[Stored data]

--- START ---

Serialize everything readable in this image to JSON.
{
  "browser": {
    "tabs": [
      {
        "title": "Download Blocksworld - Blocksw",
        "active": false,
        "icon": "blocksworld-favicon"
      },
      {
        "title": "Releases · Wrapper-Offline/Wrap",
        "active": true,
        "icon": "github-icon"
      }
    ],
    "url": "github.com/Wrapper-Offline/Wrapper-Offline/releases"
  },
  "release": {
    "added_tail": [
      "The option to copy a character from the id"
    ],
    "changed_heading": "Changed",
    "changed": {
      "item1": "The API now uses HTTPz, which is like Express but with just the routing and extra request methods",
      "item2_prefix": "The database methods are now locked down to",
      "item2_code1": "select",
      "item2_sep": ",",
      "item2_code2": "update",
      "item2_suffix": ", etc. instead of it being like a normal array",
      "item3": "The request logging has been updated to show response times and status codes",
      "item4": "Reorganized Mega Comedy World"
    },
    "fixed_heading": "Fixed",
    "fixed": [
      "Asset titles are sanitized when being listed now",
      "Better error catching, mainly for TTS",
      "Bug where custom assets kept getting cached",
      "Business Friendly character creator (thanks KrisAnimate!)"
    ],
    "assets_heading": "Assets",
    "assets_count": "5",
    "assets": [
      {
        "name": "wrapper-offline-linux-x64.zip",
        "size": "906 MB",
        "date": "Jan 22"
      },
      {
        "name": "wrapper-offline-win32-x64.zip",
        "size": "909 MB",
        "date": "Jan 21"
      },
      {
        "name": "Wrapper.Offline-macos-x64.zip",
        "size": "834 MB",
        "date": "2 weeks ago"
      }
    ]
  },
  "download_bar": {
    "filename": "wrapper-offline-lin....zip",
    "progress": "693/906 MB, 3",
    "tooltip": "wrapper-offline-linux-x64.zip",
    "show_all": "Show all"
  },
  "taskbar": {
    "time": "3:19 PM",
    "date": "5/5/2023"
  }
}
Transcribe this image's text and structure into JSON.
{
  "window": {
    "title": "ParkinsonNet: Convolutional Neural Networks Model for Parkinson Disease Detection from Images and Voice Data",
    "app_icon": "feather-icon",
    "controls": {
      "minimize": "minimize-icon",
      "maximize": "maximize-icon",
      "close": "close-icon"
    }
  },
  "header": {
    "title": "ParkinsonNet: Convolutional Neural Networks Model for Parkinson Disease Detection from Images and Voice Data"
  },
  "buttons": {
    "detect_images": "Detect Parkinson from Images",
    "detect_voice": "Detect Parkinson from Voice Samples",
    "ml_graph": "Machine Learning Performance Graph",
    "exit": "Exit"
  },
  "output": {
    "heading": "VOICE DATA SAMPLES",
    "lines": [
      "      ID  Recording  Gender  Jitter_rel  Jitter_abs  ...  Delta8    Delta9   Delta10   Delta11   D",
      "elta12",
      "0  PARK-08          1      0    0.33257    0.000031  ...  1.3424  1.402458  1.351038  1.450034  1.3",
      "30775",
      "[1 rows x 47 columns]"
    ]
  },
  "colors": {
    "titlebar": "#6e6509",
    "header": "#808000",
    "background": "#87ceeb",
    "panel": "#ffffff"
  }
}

--- END ---

Problem to solve. Write out the full listing exactly as given.

Final answer.
Serialize everything readable in this image to JSON.
{
  "browser": {
    "tabs": [
      {
        "title": "Download Blocksworld - Blocksw",
        "active": false,
        "icon": "blocksworld-favicon"
      },
      {
        "title": "Releases · Wrapper-Offline/Wrap",
        "active": true,
        "icon": "github-icon"
      }
    ],
    "url": "github.com/Wrapper-Offline/Wrapper-Offline/releases"
  },
  "release": {
    "added_tail": [
      "The option to copy a character from the id"
    ],
    "changed_heading": "Changed",
    "changed": {
      "item1": "The API now uses HTTPz, which is like Express but with just the routing and extra request methods",
      "item2_prefix": "The database methods are now locked down to",
      "item2_code1": "select",
      "item2_sep": ",",
      "item2_code2": "update",
      "item2_suffix": ", etc. instead of it being like a normal array",
      "item3": "The request logging has been updated to show response times and status codes",
      "item4": "Reorganized Mega Comedy World"
    },
    "fixed_heading": "Fixed",
    "fixed": [
      "Asset titles are sanitized when being listed now",
      "Better error catching, mainly for TTS",
      "Bug where custom assets kept getting cached",
      "Business Friendly character creator (thanks KrisAnimate!)"
    ],
    "assets_heading": "Assets",
    "assets_count": "5",
    "assets": [
      {
        "name": "wrapper-offline-linux-x64.zip",
        "size": "906 MB",
        "date": "Jan 22"
      },
      {
        "name": "wrapper-offline-win32-x64.zip",
        "size": "909 MB",
        "date": "Jan 21"
      },
      {
        "name": "Wrapper.Offline-macos-x64.zip",
        "size": "834 MB",
        "date": "2 weeks ago"
      }
    ]
  },
  "download_bar": {
    "filename": "wrapper-offline-lin....zip",
    "progress": "693/906 MB, 3",
    "tooltip": "wrapper-offline-linux-x64.zip",
    "show_all": "Show all"
  },
  "taskbar": {
    "time": "3:19 PM",
    "date": "5/5/2023"
  }
}
Transcribe this image's text and structure into JSON.
{
  "window": {
    "title": "ParkinsonNet: Convolutional Neural Networks Model for Parkinson Disease Detection from Images and Voice Data",
    "app_icon": "feather-icon",
    "controls": {
      "minimize": "minimize-icon",
      "maximize": "maximize-icon",
      "close": "close-icon"
    }
  },
  "header": {
    "title": "ParkinsonNet: Convolutional Neural Networks Model for Parkinson Disease Detection from Images and Voice Data"
  },
  "buttons": {
    "detect_images": "Detect Parkinson from Images",
    "detect_voice": "Detect Parkinson from Voice Samples",
    "ml_graph": "Machine Learning Performance Graph",
    "exit": "Exit"
  },
  "output": {
    "heading": "VOICE DATA SAMPLES",
    "lines": [
      "      ID  Recording  Gender  Jitter_rel  Jitter_abs  ...  Delta8    Delta9   Delta10   Delta11   D",
      "elta12",
      "0  PARK-08          1      0    0.33257    0.000031  ...  1.3424  1.402458  1.351038  1.450034  1.3",
      "30775",
      "[1 rows x 47 columns]"
    ]
  },
  "colors": {
    "titlebar": "#6e6509",
    "header": "#808000",
    "background": "#87ceeb",
    "panel": "#ffffff"
  }
}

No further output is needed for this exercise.